**TASK STATEMENT:** Where a line contains the word "notification", copy that line.

····················

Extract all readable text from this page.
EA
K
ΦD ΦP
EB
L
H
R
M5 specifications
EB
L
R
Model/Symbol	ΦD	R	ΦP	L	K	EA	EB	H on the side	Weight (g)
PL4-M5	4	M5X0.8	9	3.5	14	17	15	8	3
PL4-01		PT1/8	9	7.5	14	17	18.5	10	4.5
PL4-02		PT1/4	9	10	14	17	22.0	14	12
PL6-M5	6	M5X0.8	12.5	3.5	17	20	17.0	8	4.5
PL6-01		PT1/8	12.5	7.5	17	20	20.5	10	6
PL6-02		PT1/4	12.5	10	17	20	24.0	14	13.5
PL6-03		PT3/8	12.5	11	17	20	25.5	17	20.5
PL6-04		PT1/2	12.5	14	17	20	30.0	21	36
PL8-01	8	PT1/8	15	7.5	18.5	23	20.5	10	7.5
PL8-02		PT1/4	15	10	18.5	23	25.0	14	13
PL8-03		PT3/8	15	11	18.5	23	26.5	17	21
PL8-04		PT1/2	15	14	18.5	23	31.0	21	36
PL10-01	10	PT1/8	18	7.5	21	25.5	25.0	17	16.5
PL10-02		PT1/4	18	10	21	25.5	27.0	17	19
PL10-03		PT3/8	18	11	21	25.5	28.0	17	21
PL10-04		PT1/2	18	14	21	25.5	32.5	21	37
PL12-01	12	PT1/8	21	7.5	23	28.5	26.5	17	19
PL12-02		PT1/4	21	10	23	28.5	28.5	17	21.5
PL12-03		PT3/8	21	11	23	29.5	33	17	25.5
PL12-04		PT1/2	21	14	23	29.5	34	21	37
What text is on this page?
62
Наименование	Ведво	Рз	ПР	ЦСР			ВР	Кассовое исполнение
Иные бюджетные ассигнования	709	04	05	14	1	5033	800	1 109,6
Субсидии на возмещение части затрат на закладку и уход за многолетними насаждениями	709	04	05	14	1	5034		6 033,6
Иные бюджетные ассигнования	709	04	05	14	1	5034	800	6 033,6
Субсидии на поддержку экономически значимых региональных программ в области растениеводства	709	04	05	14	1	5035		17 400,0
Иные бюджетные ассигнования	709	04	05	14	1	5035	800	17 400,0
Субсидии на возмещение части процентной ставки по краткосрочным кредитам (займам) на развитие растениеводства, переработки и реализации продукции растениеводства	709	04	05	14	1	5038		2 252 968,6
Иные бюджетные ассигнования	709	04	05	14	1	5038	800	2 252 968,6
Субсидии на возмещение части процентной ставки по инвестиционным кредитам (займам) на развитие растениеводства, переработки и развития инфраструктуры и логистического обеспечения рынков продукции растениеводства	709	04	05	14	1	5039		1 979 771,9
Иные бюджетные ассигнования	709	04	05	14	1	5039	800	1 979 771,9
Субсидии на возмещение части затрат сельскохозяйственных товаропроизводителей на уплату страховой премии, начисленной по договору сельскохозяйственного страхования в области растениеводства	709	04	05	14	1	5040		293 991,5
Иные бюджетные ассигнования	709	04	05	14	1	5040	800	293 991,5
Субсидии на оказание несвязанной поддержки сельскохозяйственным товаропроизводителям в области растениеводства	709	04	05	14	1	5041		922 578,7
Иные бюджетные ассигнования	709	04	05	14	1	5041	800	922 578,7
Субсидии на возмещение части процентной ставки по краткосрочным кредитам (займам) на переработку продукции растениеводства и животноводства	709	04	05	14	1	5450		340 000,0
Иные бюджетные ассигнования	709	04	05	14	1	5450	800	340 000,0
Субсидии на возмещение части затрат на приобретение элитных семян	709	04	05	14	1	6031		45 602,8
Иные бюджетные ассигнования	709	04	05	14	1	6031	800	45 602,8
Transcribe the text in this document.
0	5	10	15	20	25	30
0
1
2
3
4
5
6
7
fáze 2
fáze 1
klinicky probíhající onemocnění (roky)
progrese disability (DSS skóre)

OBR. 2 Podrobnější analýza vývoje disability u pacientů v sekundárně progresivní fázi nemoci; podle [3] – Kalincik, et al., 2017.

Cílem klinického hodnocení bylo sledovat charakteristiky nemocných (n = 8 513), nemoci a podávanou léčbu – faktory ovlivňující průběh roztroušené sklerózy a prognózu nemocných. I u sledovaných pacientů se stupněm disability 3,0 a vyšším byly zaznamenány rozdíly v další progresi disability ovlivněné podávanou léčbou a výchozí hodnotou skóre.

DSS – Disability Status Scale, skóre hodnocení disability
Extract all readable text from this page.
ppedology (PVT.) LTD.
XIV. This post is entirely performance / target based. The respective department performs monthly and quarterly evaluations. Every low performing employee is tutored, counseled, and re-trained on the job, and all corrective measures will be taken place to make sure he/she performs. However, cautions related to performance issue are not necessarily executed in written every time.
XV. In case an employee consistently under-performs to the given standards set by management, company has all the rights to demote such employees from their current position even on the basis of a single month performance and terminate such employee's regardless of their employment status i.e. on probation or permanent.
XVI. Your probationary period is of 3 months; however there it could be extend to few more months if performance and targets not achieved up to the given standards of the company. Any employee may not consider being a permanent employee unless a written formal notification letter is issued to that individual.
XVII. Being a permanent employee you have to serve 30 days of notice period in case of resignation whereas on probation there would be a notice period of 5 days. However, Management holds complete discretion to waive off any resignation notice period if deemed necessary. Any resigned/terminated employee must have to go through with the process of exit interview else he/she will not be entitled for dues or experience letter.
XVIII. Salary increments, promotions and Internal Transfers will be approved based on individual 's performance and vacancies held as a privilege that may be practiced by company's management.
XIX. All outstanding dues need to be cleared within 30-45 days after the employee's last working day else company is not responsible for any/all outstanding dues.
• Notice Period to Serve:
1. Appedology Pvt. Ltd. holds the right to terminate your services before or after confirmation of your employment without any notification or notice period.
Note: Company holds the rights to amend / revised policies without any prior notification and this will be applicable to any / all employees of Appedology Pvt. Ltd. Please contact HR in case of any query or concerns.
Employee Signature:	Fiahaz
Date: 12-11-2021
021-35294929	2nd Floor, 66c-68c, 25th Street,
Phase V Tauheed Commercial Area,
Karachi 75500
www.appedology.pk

····················

**TASK RESPONSE:**
XVI. Your probationary period is of 3 months; however there it could be extend to few more months if performance and targets not achieved up to the given standards of the company. Any employee may not consider being a permanent employee unless a written formal notification letter is issued to that individual.
1. Appedology Pvt. Ltd. holds the right to terminate your services before or after confirmation of your employment without any notification or notice period.
Note: Company holds the rights to amend / revised policies without any prior notification and this will be applicable to any / all employees of Appedology Pvt. Ltd. Please contact HR in case of any query or concerns.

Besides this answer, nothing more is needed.